**ITEMS:**

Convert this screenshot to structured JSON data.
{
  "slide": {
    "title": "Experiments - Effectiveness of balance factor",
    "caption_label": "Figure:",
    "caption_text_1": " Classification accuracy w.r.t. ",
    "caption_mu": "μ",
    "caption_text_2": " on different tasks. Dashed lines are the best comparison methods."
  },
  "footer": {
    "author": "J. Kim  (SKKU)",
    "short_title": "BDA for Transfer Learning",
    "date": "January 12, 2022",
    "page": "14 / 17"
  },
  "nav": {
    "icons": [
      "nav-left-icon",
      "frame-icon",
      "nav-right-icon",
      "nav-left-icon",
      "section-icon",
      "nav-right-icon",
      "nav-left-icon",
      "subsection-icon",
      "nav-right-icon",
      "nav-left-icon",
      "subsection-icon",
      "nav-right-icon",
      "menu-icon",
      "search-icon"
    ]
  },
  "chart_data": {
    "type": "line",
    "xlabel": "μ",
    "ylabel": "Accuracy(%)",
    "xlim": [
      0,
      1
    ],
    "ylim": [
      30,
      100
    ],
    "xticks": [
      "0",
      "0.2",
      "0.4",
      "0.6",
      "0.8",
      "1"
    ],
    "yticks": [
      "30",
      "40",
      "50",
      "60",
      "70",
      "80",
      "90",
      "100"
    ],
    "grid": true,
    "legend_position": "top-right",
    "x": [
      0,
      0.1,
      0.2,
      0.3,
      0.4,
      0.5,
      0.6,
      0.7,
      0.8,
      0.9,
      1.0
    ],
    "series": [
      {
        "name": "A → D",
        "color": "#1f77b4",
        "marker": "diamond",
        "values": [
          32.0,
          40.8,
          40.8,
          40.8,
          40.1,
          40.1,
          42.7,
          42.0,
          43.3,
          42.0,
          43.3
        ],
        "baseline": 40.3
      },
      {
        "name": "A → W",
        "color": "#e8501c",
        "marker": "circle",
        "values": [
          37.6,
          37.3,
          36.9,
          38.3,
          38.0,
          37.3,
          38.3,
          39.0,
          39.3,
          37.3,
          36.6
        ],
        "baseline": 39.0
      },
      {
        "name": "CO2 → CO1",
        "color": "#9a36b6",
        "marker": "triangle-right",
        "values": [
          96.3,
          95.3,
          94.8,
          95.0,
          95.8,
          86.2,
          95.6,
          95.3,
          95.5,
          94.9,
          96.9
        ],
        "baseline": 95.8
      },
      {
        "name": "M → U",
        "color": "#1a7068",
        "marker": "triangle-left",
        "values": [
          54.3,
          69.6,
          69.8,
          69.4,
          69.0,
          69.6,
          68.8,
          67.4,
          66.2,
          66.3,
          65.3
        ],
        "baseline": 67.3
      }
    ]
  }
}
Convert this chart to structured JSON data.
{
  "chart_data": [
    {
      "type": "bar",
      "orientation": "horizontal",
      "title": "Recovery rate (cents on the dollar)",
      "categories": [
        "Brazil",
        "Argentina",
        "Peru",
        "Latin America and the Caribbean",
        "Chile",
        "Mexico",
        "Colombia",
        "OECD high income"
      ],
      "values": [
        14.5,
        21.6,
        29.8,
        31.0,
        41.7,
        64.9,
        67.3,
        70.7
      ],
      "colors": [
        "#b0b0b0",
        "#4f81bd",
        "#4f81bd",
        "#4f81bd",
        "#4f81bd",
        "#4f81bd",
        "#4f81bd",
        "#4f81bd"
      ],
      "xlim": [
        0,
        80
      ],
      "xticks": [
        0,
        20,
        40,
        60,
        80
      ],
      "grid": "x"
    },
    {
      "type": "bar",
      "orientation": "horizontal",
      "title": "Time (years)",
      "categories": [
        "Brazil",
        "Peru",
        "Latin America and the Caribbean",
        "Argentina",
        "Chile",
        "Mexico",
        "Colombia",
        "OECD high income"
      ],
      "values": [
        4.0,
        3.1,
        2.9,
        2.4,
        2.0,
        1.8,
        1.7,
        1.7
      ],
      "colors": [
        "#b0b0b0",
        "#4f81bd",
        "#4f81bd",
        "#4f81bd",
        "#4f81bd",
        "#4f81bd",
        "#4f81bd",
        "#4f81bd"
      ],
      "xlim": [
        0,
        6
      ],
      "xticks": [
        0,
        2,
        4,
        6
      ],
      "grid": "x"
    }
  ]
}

**EXERCISE DIRECTIONS:**
Output the listing above exactly as it appears.

**RESPONSE TO THIS TASK:**
Convert this screenshot to structured JSON data.
{
  "slide": {
    "title": "Experiments - Effectiveness of balance factor",
    "caption_label": "Figure:",
    "caption_text_1": " Classification accuracy w.r.t. ",
    "caption_mu": "μ",
    "caption_text_2": " on different tasks. Dashed lines are the best comparison methods."
  },
  "footer": {
    "author": "J. Kim  (SKKU)",
    "short_title": "BDA for Transfer Learning",
    "date": "January 12, 2022",
    "page": "14 / 17"
  },
  "nav": {
    "icons": [
      "nav-left-icon",
      "frame-icon",
      "nav-right-icon",
      "nav-left-icon",
      "section-icon",
      "nav-right-icon",
      "nav-left-icon",
      "subsection-icon",
      "nav-right-icon",
      "nav-left-icon",
      "subsection-icon",
      "nav-right-icon",
      "menu-icon",
      "search-icon"
    ]
  },
  "chart_data": {
    "type": "line",
    "xlabel": "μ",
    "ylabel": "Accuracy(%)",
    "xlim": [
      0,
      1
    ],
    "ylim": [
      30,
      100
    ],
    "xticks": [
      "0",
      "0.2",
      "0.4",
      "0.6",
      "0.8",
      "1"
    ],
    "yticks": [
      "30",
      "40",
      "50",
      "60",
      "70",
      "80",
      "90",
      "100"
    ],
    "grid": true,
    "legend_position": "top-right",
    "x": [
      0,
      0.1,
      0.2,
      0.3,
      0.4,
      0.5,
      0.6,
      0.7,
      0.8,
      0.9,
      1.0
    ],
    "series": [
      {
        "name": "A → D",
        "color": "#1f77b4",
        "marker": "diamond",
        "values": [
          32.0,
          40.8,
          40.8,
          40.8,
          40.1,
          40.1,
          42.7,
          42.0,
          43.3,
          42.0,
          43.3
        ],
        "baseline": 40.3
      },
      {
        "name": "A → W",
        "color": "#e8501c",
        "marker": "circle",
        "values": [
          37.6,
          37.3,
          36.9,
          38.3,
          38.0,
          37.3,
          38.3,
          39.0,
          39.3,
          37.3,
          36.6
        ],
        "baseline": 39.0
      },
      {
        "name": "CO2 → CO1",
        "color": "#9a36b6",
        "marker": "triangle-right",
        "values": [
          96.3,
          95.3,
          94.8,
          95.0,
          95.8,
          86.2,
          95.6,
          95.3,
          95.5,
          94.9,
          96.9
        ],
        "baseline": 95.8
      },
      {
        "name": "M → U",
        "color": "#1a7068",
        "marker": "triangle-left",
        "values": [
          54.3,
          69.6,
          69.8,
          69.4,
          69.0,
          69.6,
          68.8,
          67.4,
          66.2,
          66.3,
          65.3
        ],
        "baseline": 67.3
      }
    ]
  }
}
Convert this chart to structured JSON data.
{
  "chart_data": [
    {
      "type": "bar",
      "orientation": "horizontal",
      "title": "Recovery rate (cents on the dollar)",
      "categories": [
        "Brazil",
        "Argentina",
        "Peru",
        "Latin America and the Caribbean",
        "Chile",
        "Mexico",
        "Colombia",
        "OECD high income"
      ],
      "values": [
        14.5,
        21.6,
        29.8,
        31.0,
        41.7,
        64.9,
        67.3,
        70.7
      ],
      "colors": [
        "#b0b0b0",
        "#4f81bd",
        "#4f81bd",
        "#4f81bd",
        "#4f81bd",
        "#4f81bd",
        "#4f81bd",
        "#4f81bd"
      ],
      "xlim": [
        0,
        80
      ],
      "xticks": [
        0,
        20,
        40,
        60,
        80
      ],
      "grid": "x"
    },
    {
      "type": "bar",
      "orientation": "horizontal",
      "title": "Time (years)",
      "categories": [
        "Brazil",
        "Peru",
        "Latin America and the Caribbean",
        "Argentina",
        "Chile",
        "Mexico",
        "Colombia",
        "OECD high income"
      ],
      "values": [
        4.0,
        3.1,
        2.9,
        2.4,
        2.0,
        1.8,
        1.7,
        1.7
      ],
      "colors": [
        "#b0b0b0",
        "#4f81bd",
        "#4f81bd",
        "#4f81bd",
        "#4f81bd",
        "#4f81bd",
        "#4f81bd",
        "#4f81bd"
      ],
      "xlim": [
        0,
        6
      ],
      "xticks": [
        0,
        2,
        4,
        6
      ],
      "grid": "x"
    }
  ]
}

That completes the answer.